> [EXERCISE TASK 1] Quote the stretch of the CTFtime API notebook from "# Send a GET" through "events = get_future_events(day_limit=days)", word for word.

> [DOCUMENT SECTION]
►
# Proof of Concept for the CTF Time API integration

This program retrieves a list of future CTF events from the CTFtime API, cleans and processes the data, and saves it to an Excel file. The program is written in Python and uses the http.client, json, pandas, and os libraries.

## Imports

In [None]:
# Importing the necessary libraries
import http.client
import datetime
import json
import pandas as pd
import os

## Variables

Define in the cell below the variables required for this program. In the final project those variables should be parametrized within the program or defined has environnement vairables depending on the running environnement.

In [None]:
# Variables
days = 30 # Day limit: the code will browse for CTFs from today until the given limit 
restriction_list = ['Open', 'Individual', 'High-school'] # Filter the CTF you're interested in depending on the restriction types
useless_columns = ['ctf_id','weight', 'logo', 'live_feed', 'format', 'participants', 'public_votable', 'is_votable_now', 'prizes', 'organizers', 'format_id', 'duration', 'onsite', 'location', 'ctftime_url', 'restrictions'] # Columns you don't need for your integration
artifact_location = "\\artifacts\\events.xlsx"

# Get current working directory
cwd = os.getcwd()
# Concatenate the final file path
file_path = cwd+artifact_location

# Retrieving Future Events

This function takes a single argument day_limit, which specifies the number of days in the future to retrieve events for. The function sends a GET request to the CTFtime API with the appropriate parameters and retrieves the JSON response. The response is then parsed and returned as a list of dictionaries containing the event data.

In [None]:
def get_future_events(day_limit):
    # Get the current date and time
    now = datetime.datetime.now(datetime.UTC)

    # Calculate the start and finish timestamps
    start_timestamp = int(now.timestamp())
    finish_timestamp = int((now + datetime.timedelta(days=day_limit)).replace(tzinfo=datetime.timezone.utc).timestamp())

    # Set the API endpoint and parameters
    url = '/api/v1/events/'
    params = {
        'limit': 500,
        'start': start_timestamp,
        'finish': finish_timestamp
    }

    # Build the query string
    query_string = '?' + '&'.join([f'{key}={value}' for key, value in params.items()])

    # Create an HTTPS connection to the CTFtime API
    conn = http.client.HTTPSConnection('ctftime.org')

    # Send a GET request to the API endpoint
    conn.request('GET', url + query_string)

    # Get the response from the API
    response = conn.getresponse()

    # Read the response body
    data = response.read().decode('utf-8')

    # Parse the JSON data
    return json.loads(data)

events = get_future_events(day_limit=days)
print(f"Retrieved {len(events)} CTFs for the next {days} days")



## Cleaning The Response

This function takes three arguments:

- `events_df`: The DataFrame containing the event data.
- `restriction_list`: The list of allowed restrictions for the events.
- `useless_columns`: The list of columns to drop from the DataFrame.

The function first extracts the organizer name from the organizer dictionary and stores it in a new column. It then computes the total duration of the event in hours and stores it in a new column. The function removes all onsite events and keeps only those events where the restrictions are in the specified restriction_list. It then adds a boolean column for each restriction in the restriction_list, indicating whether the event has that restriction. The function drops the useless columns specified in useless_columns and renames the id column to ctftime_id. The cleaned and processed DataFrame is then returned.
◄
> [RECORDS FOR THIS TASK]
►
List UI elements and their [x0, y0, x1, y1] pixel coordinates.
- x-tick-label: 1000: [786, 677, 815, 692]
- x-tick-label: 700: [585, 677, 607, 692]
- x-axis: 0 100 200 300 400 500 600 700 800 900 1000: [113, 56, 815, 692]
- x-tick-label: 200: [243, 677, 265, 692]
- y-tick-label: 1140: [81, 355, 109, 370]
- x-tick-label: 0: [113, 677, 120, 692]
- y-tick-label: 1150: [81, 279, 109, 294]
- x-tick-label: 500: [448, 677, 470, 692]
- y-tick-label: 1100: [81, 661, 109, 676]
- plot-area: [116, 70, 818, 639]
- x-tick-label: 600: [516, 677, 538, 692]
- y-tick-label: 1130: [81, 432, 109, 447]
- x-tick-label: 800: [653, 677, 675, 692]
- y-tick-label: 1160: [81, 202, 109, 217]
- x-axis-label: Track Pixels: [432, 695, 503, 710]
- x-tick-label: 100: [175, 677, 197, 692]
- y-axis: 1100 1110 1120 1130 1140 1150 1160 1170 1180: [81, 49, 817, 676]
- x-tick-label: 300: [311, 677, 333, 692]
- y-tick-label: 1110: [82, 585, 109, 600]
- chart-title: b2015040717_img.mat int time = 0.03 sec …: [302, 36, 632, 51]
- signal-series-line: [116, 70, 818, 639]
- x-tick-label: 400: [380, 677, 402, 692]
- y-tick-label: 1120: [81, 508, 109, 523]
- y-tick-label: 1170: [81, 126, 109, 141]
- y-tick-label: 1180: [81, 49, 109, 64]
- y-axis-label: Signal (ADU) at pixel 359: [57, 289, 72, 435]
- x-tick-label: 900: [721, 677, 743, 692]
◄
►
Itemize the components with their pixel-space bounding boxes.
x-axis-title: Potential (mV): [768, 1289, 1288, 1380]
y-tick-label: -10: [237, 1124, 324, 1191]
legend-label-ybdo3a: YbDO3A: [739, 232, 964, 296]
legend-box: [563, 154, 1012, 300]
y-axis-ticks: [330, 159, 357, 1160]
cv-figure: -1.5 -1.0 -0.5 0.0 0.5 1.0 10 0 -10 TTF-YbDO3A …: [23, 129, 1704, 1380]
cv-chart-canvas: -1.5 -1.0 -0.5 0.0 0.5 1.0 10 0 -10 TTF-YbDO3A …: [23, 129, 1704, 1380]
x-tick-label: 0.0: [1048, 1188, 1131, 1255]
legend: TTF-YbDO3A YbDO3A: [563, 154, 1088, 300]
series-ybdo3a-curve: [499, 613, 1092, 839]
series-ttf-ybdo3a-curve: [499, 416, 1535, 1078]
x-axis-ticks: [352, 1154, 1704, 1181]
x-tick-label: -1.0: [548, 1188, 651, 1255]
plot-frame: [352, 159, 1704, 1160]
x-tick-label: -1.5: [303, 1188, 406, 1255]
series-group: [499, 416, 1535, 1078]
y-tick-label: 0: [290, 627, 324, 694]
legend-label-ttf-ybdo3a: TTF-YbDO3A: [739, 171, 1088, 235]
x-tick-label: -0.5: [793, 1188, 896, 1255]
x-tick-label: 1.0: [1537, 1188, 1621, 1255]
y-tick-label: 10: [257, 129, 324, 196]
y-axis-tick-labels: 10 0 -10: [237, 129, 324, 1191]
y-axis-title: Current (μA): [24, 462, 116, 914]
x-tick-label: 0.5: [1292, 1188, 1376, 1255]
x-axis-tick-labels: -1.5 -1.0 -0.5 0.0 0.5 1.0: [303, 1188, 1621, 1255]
◄
►
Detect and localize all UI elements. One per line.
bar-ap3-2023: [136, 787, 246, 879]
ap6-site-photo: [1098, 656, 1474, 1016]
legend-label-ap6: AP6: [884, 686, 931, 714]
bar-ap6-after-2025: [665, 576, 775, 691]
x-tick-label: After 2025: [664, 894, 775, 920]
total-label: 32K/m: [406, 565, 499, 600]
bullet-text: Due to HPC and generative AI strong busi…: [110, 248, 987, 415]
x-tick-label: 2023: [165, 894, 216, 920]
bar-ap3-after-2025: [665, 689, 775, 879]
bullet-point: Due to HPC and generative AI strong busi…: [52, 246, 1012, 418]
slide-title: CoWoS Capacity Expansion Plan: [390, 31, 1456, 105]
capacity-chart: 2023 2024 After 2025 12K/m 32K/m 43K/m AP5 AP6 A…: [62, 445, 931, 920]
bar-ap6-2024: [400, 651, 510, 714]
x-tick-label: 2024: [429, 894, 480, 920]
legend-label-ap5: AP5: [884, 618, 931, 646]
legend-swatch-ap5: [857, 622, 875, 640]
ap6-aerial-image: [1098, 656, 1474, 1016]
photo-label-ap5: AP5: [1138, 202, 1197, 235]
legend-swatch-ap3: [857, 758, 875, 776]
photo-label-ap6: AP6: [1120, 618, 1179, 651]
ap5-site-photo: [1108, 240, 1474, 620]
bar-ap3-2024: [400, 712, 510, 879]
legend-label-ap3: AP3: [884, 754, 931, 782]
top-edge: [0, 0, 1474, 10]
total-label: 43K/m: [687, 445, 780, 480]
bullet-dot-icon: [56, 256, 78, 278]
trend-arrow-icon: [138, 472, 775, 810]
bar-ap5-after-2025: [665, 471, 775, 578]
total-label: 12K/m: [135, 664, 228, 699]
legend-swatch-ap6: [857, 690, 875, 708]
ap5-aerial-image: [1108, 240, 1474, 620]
◄
> [EXERCISE TASK 2] Write out the records from the line containing "Detect and localize" through the line containing "ap5-aerial-image: [1108, 240, 1474, 620]", both lines included, reproducing each line unchanged.

> [EXPECTED OUTPUT 1]
# Send a GET request to the API endpoint
    conn.request('GET', url + query_string)

    # Get the response from the API
    response = conn.getresponse()

    # Read the response body
    data = response.read().decode('utf-8')

    # Parse the JSON data
    return json.loads(data)

events = get_future_events(day_limit=days)

> [EXPECTED OUTPUT 2]
Detect and localize all UI elements. One per line.
bar-ap3-2023: [136, 787, 246, 879]
ap6-site-photo: [1098, 656, 1474, 1016]
legend-label-ap6: AP6: [884, 686, 931, 714]
bar-ap6-after-2025: [665, 576, 775, 691]
x-tick-label: After 2025: [664, 894, 775, 920]
total-label: 32K/m: [406, 565, 499, 600]
bullet-text: Due to HPC and generative AI strong busi…: [110, 248, 987, 415]
x-tick-label: 2023: [165, 894, 216, 920]
bar-ap3-after-2025: [665, 689, 775, 879]
bullet-point: Due to HPC and generative AI strong busi…: [52, 246, 1012, 418]
slide-title: CoWoS Capacity Expansion Plan: [390, 31, 1456, 105]
capacity-chart: 2023 2024 After 2025 12K/m 32K/m 43K/m AP5 AP6 A…: [62, 445, 931, 920]
bar-ap6-2024: [400, 651, 510, 714]
x-tick-label: 2024: [429, 894, 480, 920]
legend-label-ap5: AP5: [884, 618, 931, 646]
legend-swatch-ap5: [857, 622, 875, 640]
ap6-aerial-image: [1098, 656, 1474, 1016]
photo-label-ap5: AP5: [1138, 202, 1197, 235]
legend-swatch-ap3: [857, 758, 875, 776]
photo-label-ap6: AP6: [1120, 618, 1179, 651]
ap5-site-photo: [1108, 240, 1474, 620]
bar-ap3-2024: [400, 712, 510, 879]
legend-label-ap3: AP3: [884, 754, 931, 782]
top-edge: [0, 0, 1474, 10]
total-label: 43K/m: [687, 445, 780, 480]
bullet-dot-icon: [56, 256, 78, 278]
trend-arrow-icon: [138, 472, 775, 810]
bar-ap5-after-2025: [665, 471, 775, 578]
total-label: 12K/m: [135, 664, 228, 699]
legend-swatch-ap6: [857, 690, 875, 708]
ap5-aerial-image: [1108, 240, 1474, 620]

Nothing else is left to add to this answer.